Aim of the exercise: Extend the commentary on The Princess de Clèves below, picking up right after its final sentence.

Text shown:

◆ ◆ ◆ ◆

This conflict between subjectivity and objectivity is what makes the final, lengthy conversation between the princess and Nemours the emotional climax of the novel. Until then, their exchanges have been limited, and always conveyed in the code of polite manners, leaving them to ponder afterward the significance of what they’ve heard. (The one exception is a playful afternoon spent trying to reconstruct a purloined letter they had both seen, but nothing serious is said during this charming if incongruous scene.) Ten pages before the end of the novel, they have their first real conversation, and it is a veritable orgy of words as both bare their souls and come clean on all their unspoken feelings. The silent girl of the novel’s opening pages has become a voluble psychologist of love, and makes her suitor see the world as she sees it, which has no place for him, or for any man after the death of her husband. Afterward, Nemours “was out of his senses with joy and sadness, confusion and wonder” (151).
The princess’s retreat to a convent at the end has a medieval ring to it—it’s what King Arthur’s Guinevere does—even though women of Lafayette’s time, like Villedieu, continued to do so to take a break from the real world. But it is one of many allusions to medieval romance—there are tournaments, stag hunts, prophecies, a prince lost in the forest coming upon his lady’s castle—and represents a much more sophisticated handling of the conventions of fiction than in Zayde. There are interlaced stories in The Princess as in heroic romances, but they are only 5–10 pages long, formally integrated into the narrative rather than set off with their own titles, and are integral to the main story, even heuristic because they teach the princess and the reader valuable lessons. She flouts the rules that both society and the conventions of the romantic novel expected a princess of the realm to follow. There’s a reference to Marguerite of Navarre’s Heptameron, which the princess has apparently read hot off the presses—it was published in 1559, the year this novel takes place—and her reference to “the cruel remorse and mortal sufferings that love gives rise to” sounds like a capsule summary of the book. The Princess is a cleaner transition from romance to novel than Zayde, retaining only enough of the older conventions to add some fairytale sugarcoating to the bitter pill the reader swallows in this darker, more pessimistic work.
The Princess de Clèves is an antilove story, for Lafayette qualifies the appeal of love by describing it in paradoxical terms: after the princess confesses to her husband, he says, “You have made me unhappy by the greatest proof of fidelity that a woman has ever given her husband” (96), and after eavesdropping on this confession, Nemours “was at once deliriously happy and unspeakably miserable” (99). Later, her “indulgent words and glances would not, perhaps, have increased M. de Nemours’s love as effectively as this austere conduct” (102). Pain and sweetness, regret and delight: in The Princess love is an oxymoron, not the straightforward passion of earlier novels but twisted and more complicated, even perverse. Voyeurism is the preferred position in this sexless novel: Nemours spies on the princess at Coulommiers “and could scarcely control his rapture at the sight. It was hot, and on her head and breast she wore nothing but her loosely gathered hair”; and she, after toying with a phallic cane belonging to Nemours that she stole, takes a phallic “candlestick and went over to a large table in front of the painting of the siege of Metz that contained the likeness of M. de Nemours. She sat down and began to gaze at it with a musing fascination that could only have been inspired by true passion” (128). When he exposes himself a page later—that is, makes his presence felt—she bolts.

◆ ◆ ◆ ◆

Material provided:
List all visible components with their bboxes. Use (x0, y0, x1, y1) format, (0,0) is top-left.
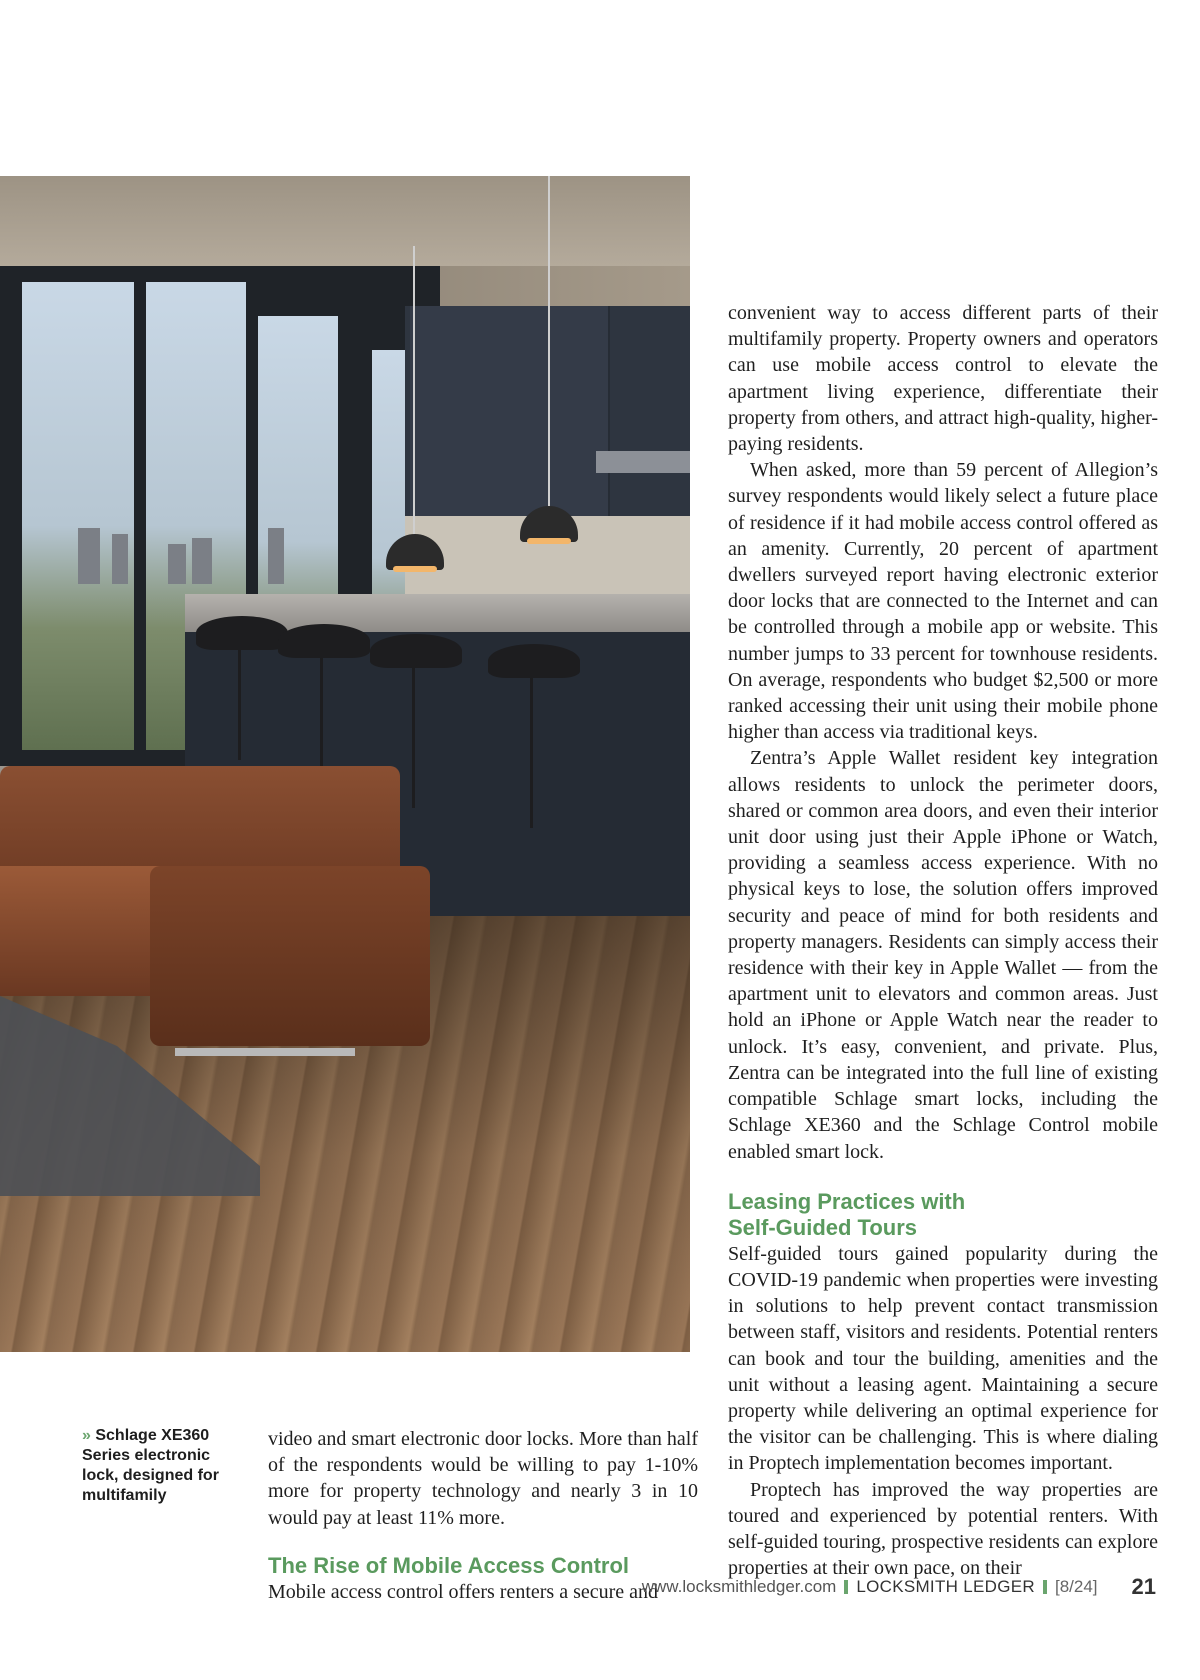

◆ ◆ ◆ ◆

Task output:
A final mark of the novel’s modernity is the effacement of the narrator. Like the characters in the novel, readers get no clear guidance on how to interpret what they see; the subtle narrator gives only a few hints and nudges, leaving the text open to interpretation. The reader’s own subjectivity comes into play, which is why I can champion Mme de Clèves as a brave nonconformist while another might dismiss her as a cowardly naïf who throws her life away in mindless deference to her mother’s patriarchal view of a woman’s role. (The novel’s devastating final sentence unsettles any pat interpretation.) Since the novel was published anonymously and Lafayette never acknowledged it as hers, its early readers didn’t even have an author to turn to for guidance; the burden of interpretation was on them.
The Princess of Clèves hit Paris like a bombshell. The first printing quickly sold out, translations were commissioned, and it immediately generated the kind of criticism a new Pynchon novel would today. Within months of its appearance a book-length study was published, analyzing it almost line by line with both praise and misgivings, which was followed in 1679 by another one attacking it and defending Lafayette’s novel point by point.72 Valincour, the conservative critic who was first off the mark, was upset by its novelty and its demands on the reader: “In these little texts extraordinary fictions are intolerable to the reader, because he is not prepared and he only expects a simple and natural story, that he can believe without forcing himself” (NCE, 135).73 Unprepared for an extraordinary fiction like The Princess de Clèves, intellectuals realized the novel was a genre they needed to start taking seriously, and that the better ones would require some work on the reader’s part.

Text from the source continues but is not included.